---------- Information given ----------

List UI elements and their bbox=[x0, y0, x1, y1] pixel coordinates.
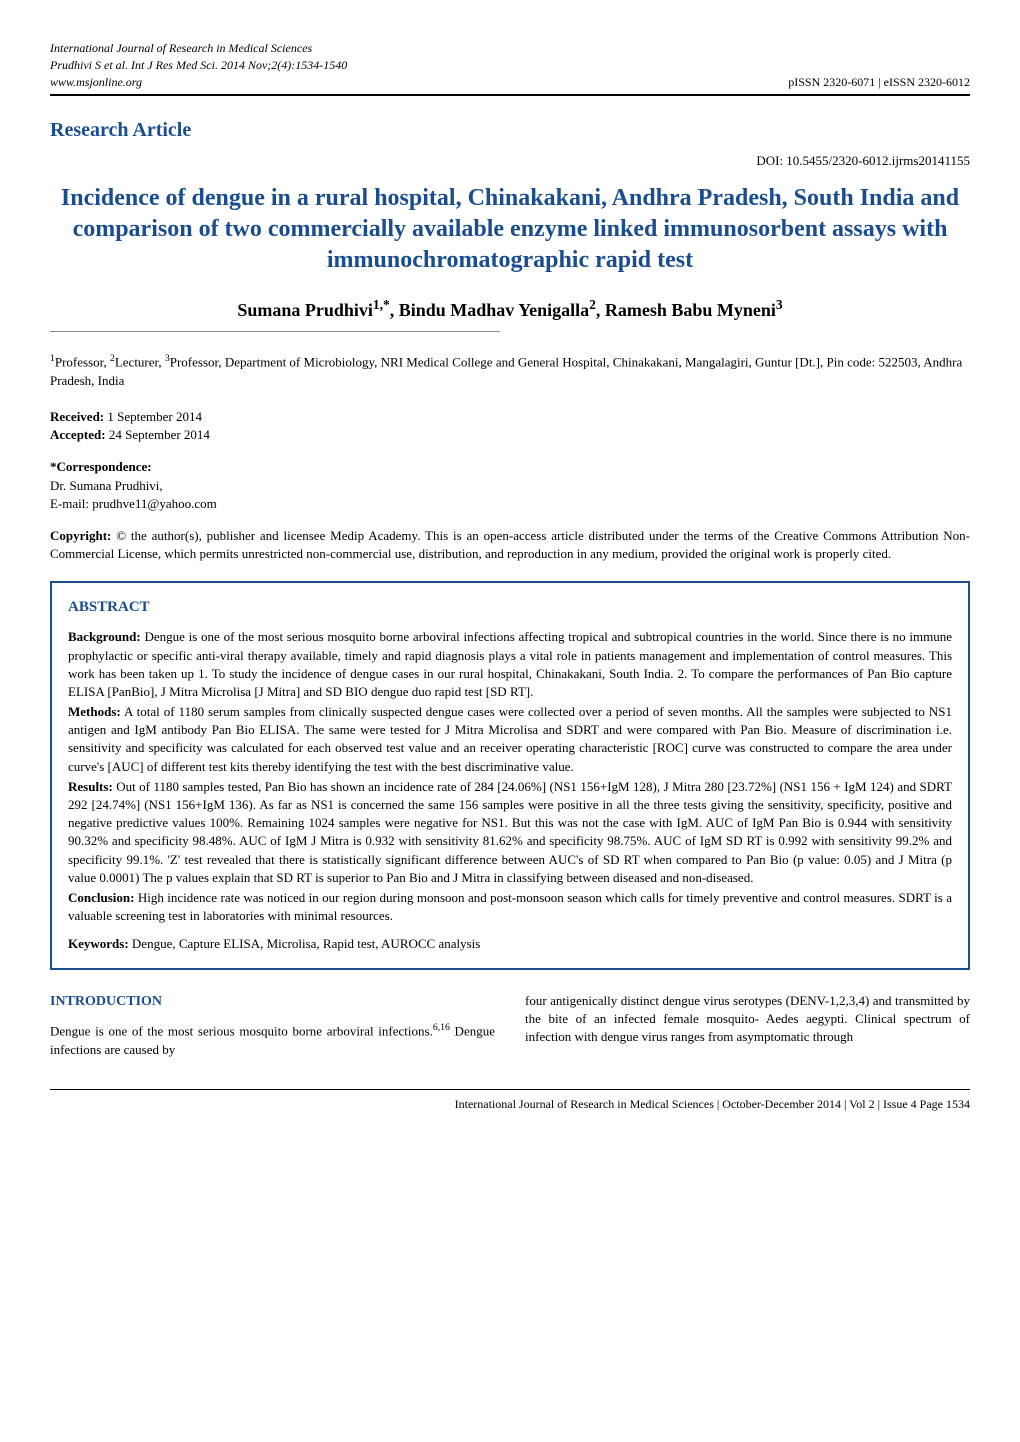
dates-block: Received: 1 September 2014 Accepted: 24 … bbox=[50, 408, 970, 444]
correspondence-label: *Correspondence: bbox=[50, 458, 970, 476]
issn: pISSN 2320-6071 | eISSN 2320-6012 bbox=[788, 74, 970, 91]
results-text: Out of 1180 samples tested, Pan Bio has … bbox=[68, 779, 952, 885]
received-date: 1 September 2014 bbox=[104, 409, 202, 424]
website: www.msjonline.org bbox=[50, 74, 347, 91]
abstract-box: ABSTRACT Background: Dengue is one of th… bbox=[50, 581, 970, 969]
conclusion-label: Conclusion: bbox=[68, 890, 134, 905]
citation: Prudhivi S et al. Int J Res Med Sci. 201… bbox=[50, 57, 347, 74]
results-label: Results: bbox=[68, 779, 113, 794]
correspondence-name: Dr. Sumana Prudhivi, bbox=[50, 477, 970, 495]
accepted-label: Accepted: bbox=[50, 427, 106, 442]
article-type: Research Article bbox=[50, 116, 191, 144]
methods-label: Methods: bbox=[68, 704, 121, 719]
received-label: Received: bbox=[50, 409, 104, 424]
copyright: Copyright: © the author(s), publisher an… bbox=[50, 527, 970, 563]
conclusion-text: High incidence rate was noticed in our r… bbox=[68, 890, 952, 923]
methods-text: A total of 1180 serum samples from clini… bbox=[68, 704, 952, 774]
intro-text-left: Dengue is one of the most serious mosqui… bbox=[50, 1021, 495, 1059]
footer-divider bbox=[50, 1089, 970, 1090]
column-left: INTRODUCTION Dengue is one of the most s… bbox=[50, 992, 495, 1059]
article-title: Incidence of dengue in a rural hospital,… bbox=[50, 183, 970, 277]
body-columns: INTRODUCTION Dengue is one of the most s… bbox=[50, 992, 970, 1059]
author-divider bbox=[50, 331, 500, 332]
copyright-text: © the author(s), publisher and licensee … bbox=[50, 528, 970, 561]
footer: International Journal of Research in Med… bbox=[50, 1096, 970, 1113]
background-text: Dengue is one of the most serious mosqui… bbox=[68, 629, 952, 699]
authors: Sumana Prudhivi1,*, Bindu Madhav Yenigal… bbox=[50, 296, 970, 323]
accepted-date: 24 September 2014 bbox=[106, 427, 210, 442]
correspondence-email: E-mail: prudhve11@yahoo.com bbox=[50, 495, 970, 513]
abstract-heading: ABSTRACT bbox=[68, 597, 952, 618]
affiliations: 1Professor, 2Lecturer, 3Professor, Depar… bbox=[50, 352, 970, 390]
copyright-label: Copyright: bbox=[50, 528, 111, 543]
keywords-text: Dengue, Capture ELISA, Microlisa, Rapid … bbox=[129, 936, 481, 951]
header-divider bbox=[50, 94, 970, 96]
journal-name: International Journal of Research in Med… bbox=[50, 40, 347, 57]
correspondence-block: *Correspondence: Dr. Sumana Prudhivi, E-… bbox=[50, 458, 970, 513]
background-label: Background: bbox=[68, 629, 141, 644]
column-right: four antigenically distinct dengue virus… bbox=[525, 992, 970, 1059]
intro-text-right: four antigenically distinct dengue virus… bbox=[525, 992, 970, 1047]
doi: DOI: 10.5455/2320-6012.ijrms20141155 bbox=[50, 152, 970, 170]
introduction-heading: INTRODUCTION bbox=[50, 992, 495, 1012]
keywords-label: Keywords: bbox=[68, 936, 129, 951]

----------

● **Task requirements**:
Which lines in the records above include the word "results"? Copy them out.

● **Response for this exercise**:
results-text: Out of 1180 samples tested, Pan Bio has … bbox=[68, 779, 952, 885]
results-label: Results: bbox=[68, 779, 113, 794]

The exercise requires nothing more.